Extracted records
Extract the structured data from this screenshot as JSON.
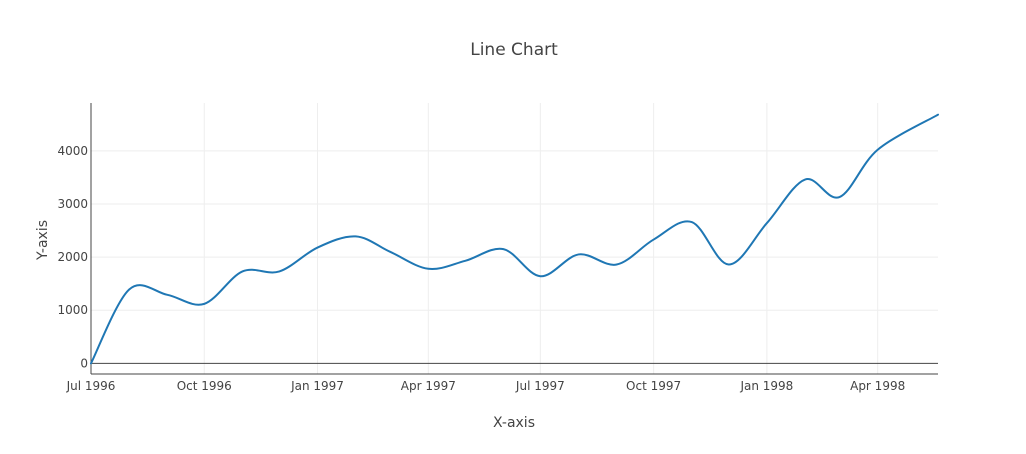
{
  "chart_data": {
    "type": "line",
    "title": "Line Chart",
    "xlabel": "X-axis",
    "ylabel": "Y-axis",
    "x_type": "date",
    "xlim": [
      "1996-07-01",
      "1998-05-20"
    ],
    "ylim": [
      -200,
      4900
    ],
    "grid": true,
    "x_ticks": [
      {
        "value": "1996-07-01",
        "label": "Jul 1996"
      },
      {
        "value": "1996-10-01",
        "label": "Oct 1996"
      },
      {
        "value": "1997-01-01",
        "label": "Jan 1997"
      },
      {
        "value": "1997-04-01",
        "label": "Apr 1997"
      },
      {
        "value": "1997-07-01",
        "label": "Jul 1997"
      },
      {
        "value": "1997-10-01",
        "label": "Oct 1997"
      },
      {
        "value": "1998-01-01",
        "label": "Jan 1998"
      },
      {
        "value": "1998-04-01",
        "label": "Apr 1998"
      }
    ],
    "y_ticks": [
      {
        "value": 0,
        "label": "0"
      },
      {
        "value": 1000,
        "label": "1000"
      },
      {
        "value": 2000,
        "label": "2000"
      },
      {
        "value": 3000,
        "label": "3000"
      },
      {
        "value": 4000,
        "label": "4000"
      }
    ],
    "series": [
      {
        "color": "#1f77b4",
        "x": [
          "1996-07-01",
          "1996-08-01",
          "1996-09-01",
          "1996-10-01",
          "1996-11-01",
          "1996-12-01",
          "1997-01-01",
          "1997-02-01",
          "1997-03-01",
          "1997-04-01",
          "1997-05-01",
          "1997-06-01",
          "1997-07-01",
          "1997-08-01",
          "1997-09-01",
          "1997-10-01",
          "1997-11-01",
          "1997-12-01",
          "1998-01-01",
          "1998-02-01",
          "1998-03-01",
          "1998-04-01",
          "1998-05-20"
        ],
        "y": [
          0,
          1390,
          1290,
          1120,
          1730,
          1730,
          2180,
          2390,
          2100,
          1780,
          1930,
          2150,
          1640,
          2050,
          1860,
          2330,
          2660,
          1860,
          2640,
          3460,
          3130,
          4020,
          4680
        ]
      }
    ]
  }
}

● **EXERCISE**:
Quote the records in their entirety, keeping the wording exact and excluding pictures.

● **RESPONSE TO THIS TASK**:
Extract the structured data from this screenshot as JSON.
{
  "chart_data": {
    "type": "line",
    "title": "Line Chart",
    "xlabel": "X-axis",
    "ylabel": "Y-axis",
    "x_type": "date",
    "xlim": [
      "1996-07-01",
      "1998-05-20"
    ],
    "ylim": [
      -200,
      4900
    ],
    "grid": true,
    "x_ticks": [
      {
        "value": "1996-07-01",
        "label": "Jul 1996"
      },
      {
        "value": "1996-10-01",
        "label": "Oct 1996"
      },
      {
        "value": "1997-01-01",
        "label": "Jan 1997"
      },
      {
        "value": "1997-04-01",
        "label": "Apr 1997"
      },
      {
        "value": "1997-07-01",
        "label": "Jul 1997"
      },
      {
        "value": "1997-10-01",
        "label": "Oct 1997"
      },
      {
        "value": "1998-01-01",
        "label": "Jan 1998"
      },
      {
        "value": "1998-04-01",
        "label": "Apr 1998"
      }
    ],
    "y_ticks": [
      {
        "value": 0,
        "label": "0"
      },
      {
        "value": 1000,
        "label": "1000"
      },
      {
        "value": 2000,
        "label": "2000"
      },
      {
        "value": 3000,
        "label": "3000"
      },
      {
        "value": 4000,
        "label": "4000"
      }
    ],
    "series": [
      {
        "color": "#1f77b4",
        "x": [
          "1996-07-01",
          "1996-08-01",
          "1996-09-01",
          "1996-10-01",
          "1996-11-01",
          "1996-12-01",
          "1997-01-01",
          "1997-02-01",
          "1997-03-01",
          "1997-04-01",
          "1997-05-01",
          "1997-06-01",
          "1997-07-01",
          "1997-08-01",
          "1997-09-01",
          "1997-10-01",
          "1997-11-01",
          "1997-12-01",
          "1998-01-01",
          "1998-02-01",
          "1998-03-01",
          "1998-04-01",
          "1998-05-20"
        ],
        "y": [
          0,
          1390,
          1290,
          1120,
          1730,
          1730,
          2180,
          2390,
          2100,
          1780,
          1930,
          2150,
          1640,
          2050,
          1860,
          2330,
          2660,
          1860,
          2640,
          3460,
          3130,
          4020,
          4680
        ]
      }
    ]
  }
}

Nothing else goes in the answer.